* [PROBLEM DETAILS]: The records that follow must be reproduced in full, exactly as written.

(Part of a data file)
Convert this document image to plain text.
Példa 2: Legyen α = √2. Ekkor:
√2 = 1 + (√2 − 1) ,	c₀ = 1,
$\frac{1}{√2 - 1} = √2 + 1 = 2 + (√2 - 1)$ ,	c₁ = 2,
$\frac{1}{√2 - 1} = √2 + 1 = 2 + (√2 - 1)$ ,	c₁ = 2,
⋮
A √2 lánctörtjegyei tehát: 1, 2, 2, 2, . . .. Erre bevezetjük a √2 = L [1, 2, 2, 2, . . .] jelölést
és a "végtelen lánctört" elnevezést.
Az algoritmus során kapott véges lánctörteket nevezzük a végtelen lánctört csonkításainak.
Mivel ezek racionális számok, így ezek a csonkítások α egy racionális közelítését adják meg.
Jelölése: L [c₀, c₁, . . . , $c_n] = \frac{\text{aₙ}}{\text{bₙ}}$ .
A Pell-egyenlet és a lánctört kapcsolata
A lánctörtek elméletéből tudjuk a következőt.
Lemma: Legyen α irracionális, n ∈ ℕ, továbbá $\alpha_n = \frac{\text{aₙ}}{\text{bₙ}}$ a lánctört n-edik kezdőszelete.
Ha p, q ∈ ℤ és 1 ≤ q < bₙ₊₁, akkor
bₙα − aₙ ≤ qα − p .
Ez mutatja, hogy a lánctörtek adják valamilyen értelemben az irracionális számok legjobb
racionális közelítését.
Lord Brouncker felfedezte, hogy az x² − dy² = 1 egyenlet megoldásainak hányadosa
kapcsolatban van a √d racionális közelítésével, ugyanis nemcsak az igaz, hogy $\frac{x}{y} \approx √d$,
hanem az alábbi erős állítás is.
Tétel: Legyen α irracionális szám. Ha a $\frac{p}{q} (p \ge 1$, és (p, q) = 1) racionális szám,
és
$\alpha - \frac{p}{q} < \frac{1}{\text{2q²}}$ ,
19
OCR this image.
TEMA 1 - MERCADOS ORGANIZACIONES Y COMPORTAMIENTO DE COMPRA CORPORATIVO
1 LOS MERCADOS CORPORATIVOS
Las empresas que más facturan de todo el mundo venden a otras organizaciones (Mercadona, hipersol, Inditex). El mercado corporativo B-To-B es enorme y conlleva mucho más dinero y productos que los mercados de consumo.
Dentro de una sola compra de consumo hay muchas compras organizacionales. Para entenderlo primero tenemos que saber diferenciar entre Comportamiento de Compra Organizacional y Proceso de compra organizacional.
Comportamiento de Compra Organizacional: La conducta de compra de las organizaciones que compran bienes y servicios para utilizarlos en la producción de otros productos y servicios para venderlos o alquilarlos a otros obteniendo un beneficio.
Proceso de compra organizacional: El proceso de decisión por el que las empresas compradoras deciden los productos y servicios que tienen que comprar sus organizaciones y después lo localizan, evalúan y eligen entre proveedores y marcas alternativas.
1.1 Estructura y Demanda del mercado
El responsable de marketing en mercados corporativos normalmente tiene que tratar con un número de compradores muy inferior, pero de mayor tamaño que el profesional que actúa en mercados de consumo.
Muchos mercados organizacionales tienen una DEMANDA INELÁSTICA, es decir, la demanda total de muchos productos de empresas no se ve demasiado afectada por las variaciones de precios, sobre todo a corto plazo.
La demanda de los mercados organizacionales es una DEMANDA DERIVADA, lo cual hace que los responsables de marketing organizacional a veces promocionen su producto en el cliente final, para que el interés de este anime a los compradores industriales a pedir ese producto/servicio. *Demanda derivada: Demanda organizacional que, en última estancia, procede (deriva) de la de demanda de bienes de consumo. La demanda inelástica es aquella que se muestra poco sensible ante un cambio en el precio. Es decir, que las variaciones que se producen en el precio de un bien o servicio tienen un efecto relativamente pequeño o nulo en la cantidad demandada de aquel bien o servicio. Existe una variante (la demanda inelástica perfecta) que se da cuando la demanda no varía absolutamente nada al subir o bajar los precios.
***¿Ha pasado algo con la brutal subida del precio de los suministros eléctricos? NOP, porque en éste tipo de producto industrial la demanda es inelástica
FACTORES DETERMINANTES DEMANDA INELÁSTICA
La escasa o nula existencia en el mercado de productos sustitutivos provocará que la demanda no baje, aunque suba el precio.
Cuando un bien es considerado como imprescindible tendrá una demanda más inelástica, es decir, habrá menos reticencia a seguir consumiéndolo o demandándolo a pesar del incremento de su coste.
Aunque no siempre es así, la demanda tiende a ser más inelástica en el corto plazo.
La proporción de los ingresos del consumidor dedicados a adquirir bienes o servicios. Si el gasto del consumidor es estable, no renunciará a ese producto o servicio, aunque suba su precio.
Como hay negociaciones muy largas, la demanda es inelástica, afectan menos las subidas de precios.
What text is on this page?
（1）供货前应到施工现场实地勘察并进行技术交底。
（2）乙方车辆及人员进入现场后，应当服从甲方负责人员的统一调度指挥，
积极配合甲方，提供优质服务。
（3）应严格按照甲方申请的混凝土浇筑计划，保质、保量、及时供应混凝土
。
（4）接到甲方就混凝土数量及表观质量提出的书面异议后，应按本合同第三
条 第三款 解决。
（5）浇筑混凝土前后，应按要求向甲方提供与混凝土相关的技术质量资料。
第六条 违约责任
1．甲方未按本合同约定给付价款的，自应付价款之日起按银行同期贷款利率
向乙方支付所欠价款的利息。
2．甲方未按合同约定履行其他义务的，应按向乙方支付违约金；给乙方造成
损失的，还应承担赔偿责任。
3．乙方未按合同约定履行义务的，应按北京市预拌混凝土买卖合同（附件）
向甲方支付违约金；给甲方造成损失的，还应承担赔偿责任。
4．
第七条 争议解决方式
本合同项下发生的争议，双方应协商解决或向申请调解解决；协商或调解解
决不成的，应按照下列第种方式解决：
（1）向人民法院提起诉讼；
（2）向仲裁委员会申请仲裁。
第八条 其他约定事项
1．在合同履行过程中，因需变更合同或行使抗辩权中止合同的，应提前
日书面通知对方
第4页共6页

* [OUTPUT]:
Convert this document image to plain text.
Példa 2: Legyen α = √2. Ekkor:
√2 = 1 + (√2 − 1) ,	c₀ = 1,
$\frac{1}{√2 - 1} = √2 + 1 = 2 + (√2 - 1)$ ,	c₁ = 2,
$\frac{1}{√2 - 1} = √2 + 1 = 2 + (√2 - 1)$ ,	c₁ = 2,
⋮
A √2 lánctörtjegyei tehát: 1, 2, 2, 2, . . .. Erre bevezetjük a √2 = L [1, 2, 2, 2, . . .] jelölést
és a "végtelen lánctört" elnevezést.
Az algoritmus során kapott véges lánctörteket nevezzük a végtelen lánctört csonkításainak.
Mivel ezek racionális számok, így ezek a csonkítások α egy racionális közelítését adják meg.
Jelölése: L [c₀, c₁, . . . , $c_n] = \frac{\text{aₙ}}{\text{bₙ}}$ .
A Pell-egyenlet és a lánctört kapcsolata
A lánctörtek elméletéből tudjuk a következőt.
Lemma: Legyen α irracionális, n ∈ ℕ, továbbá $\alpha_n = \frac{\text{aₙ}}{\text{bₙ}}$ a lánctört n-edik kezdőszelete.
Ha p, q ∈ ℤ és 1 ≤ q < bₙ₊₁, akkor
bₙα − aₙ ≤ qα − p .
Ez mutatja, hogy a lánctörtek adják valamilyen értelemben az irracionális számok legjobb
racionális közelítését.
Lord Brouncker felfedezte, hogy az x² − dy² = 1 egyenlet megoldásainak hányadosa
kapcsolatban van a √d racionális közelítésével, ugyanis nemcsak az igaz, hogy $\frac{x}{y} \approx √d$,
hanem az alábbi erős állítás is.
Tétel: Legyen α irracionális szám. Ha a $\frac{p}{q} (p \ge 1$, és (p, q) = 1) racionális szám,
és
$\alpha - \frac{p}{q} < \frac{1}{\text{2q²}}$ ,
19
OCR this image.
TEMA 1 - MERCADOS ORGANIZACIONES Y COMPORTAMIENTO DE COMPRA CORPORATIVO
1 LOS MERCADOS CORPORATIVOS
Las empresas que más facturan de todo el mundo venden a otras organizaciones (Mercadona, hipersol, Inditex). El mercado corporativo B-To-B es enorme y conlleva mucho más dinero y productos que los mercados de consumo.
Dentro de una sola compra de consumo hay muchas compras organizacionales. Para entenderlo primero tenemos que saber diferenciar entre Comportamiento de Compra Organizacional y Proceso de compra organizacional.
Comportamiento de Compra Organizacional: La conducta de compra de las organizaciones que compran bienes y servicios para utilizarlos en la producción de otros productos y servicios para venderlos o alquilarlos a otros obteniendo un beneficio.
Proceso de compra organizacional: El proceso de decisión por el que las empresas compradoras deciden los productos y servicios que tienen que comprar sus organizaciones y después lo localizan, evalúan y eligen entre proveedores y marcas alternativas.
1.1 Estructura y Demanda del mercado
El responsable de marketing en mercados corporativos normalmente tiene que tratar con un número de compradores muy inferior, pero de mayor tamaño que el profesional que actúa en mercados de consumo.
Muchos mercados organizacionales tienen una DEMANDA INELÁSTICA, es decir, la demanda total de muchos productos de empresas no se ve demasiado afectada por las variaciones de precios, sobre todo a corto plazo.
La demanda de los mercados organizacionales es una DEMANDA DERIVADA, lo cual hace que los responsables de marketing organizacional a veces promocionen su producto en el cliente final, para que el interés de este anime a los compradores industriales a pedir ese producto/servicio. *Demanda derivada: Demanda organizacional que, en última estancia, procede (deriva) de la de demanda de bienes de consumo. La demanda inelástica es aquella que se muestra poco sensible ante un cambio en el precio. Es decir, que las variaciones que se producen en el precio de un bien o servicio tienen un efecto relativamente pequeño o nulo en la cantidad demandada de aquel bien o servicio. Existe una variante (la demanda inelástica perfecta) que se da cuando la demanda no varía absolutamente nada al subir o bajar los precios.
***¿Ha pasado algo con la brutal subida del precio de los suministros eléctricos? NOP, porque en éste tipo de producto industrial la demanda es inelástica
FACTORES DETERMINANTES DEMANDA INELÁSTICA
La escasa o nula existencia en el mercado de productos sustitutivos provocará que la demanda no baje, aunque suba el precio.
Cuando un bien es considerado como imprescindible tendrá una demanda más inelástica, es decir, habrá menos reticencia a seguir consumiéndolo o demandándolo a pesar del incremento de su coste.
Aunque no siempre es así, la demanda tiende a ser más inelástica en el corto plazo.
La proporción de los ingresos del consumidor dedicados a adquirir bienes o servicios. Si el gasto del consumidor es estable, no renunciará a ese producto o servicio, aunque suba su precio.
Como hay negociaciones muy largas, la demanda es inelástica, afectan menos las subidas de precios.
What text is on this page?
（1）供货前应到施工现场实地勘察并进行技术交底。
（2）乙方车辆及人员进入现场后，应当服从甲方负责人员的统一调度指挥，
积极配合甲方，提供优质服务。
（3）应严格按照甲方申请的混凝土浇筑计划，保质、保量、及时供应混凝土
。
（4）接到甲方就混凝土数量及表观质量提出的书面异议后，应按本合同第三
条 第三款 解决。
（5）浇筑混凝土前后，应按要求向甲方提供与混凝土相关的技术质量资料。
第六条 违约责任
1．甲方未按本合同约定给付价款的，自应付价款之日起按银行同期贷款利率
向乙方支付所欠价款的利息。
2．甲方未按合同约定履行其他义务的，应按向乙方支付违约金；给乙方造成
损失的，还应承担赔偿责任。
3．乙方未按合同约定履行义务的，应按北京市预拌混凝土买卖合同（附件）
向甲方支付违约金；给甲方造成损失的，还应承担赔偿责任。
4．
第七条 争议解决方式
本合同项下发生的争议，双方应协商解决或向申请调解解决；协商或调解解
决不成的，应按照下列第种方式解决：
（1）向人民法院提起诉讼；
（2）向仲裁委员会申请仲裁。
第八条 其他约定事项
1．在合同履行过程中，因需变更合同或行使抗辩权中止合同的，应提前
日书面通知对方
第4页共6页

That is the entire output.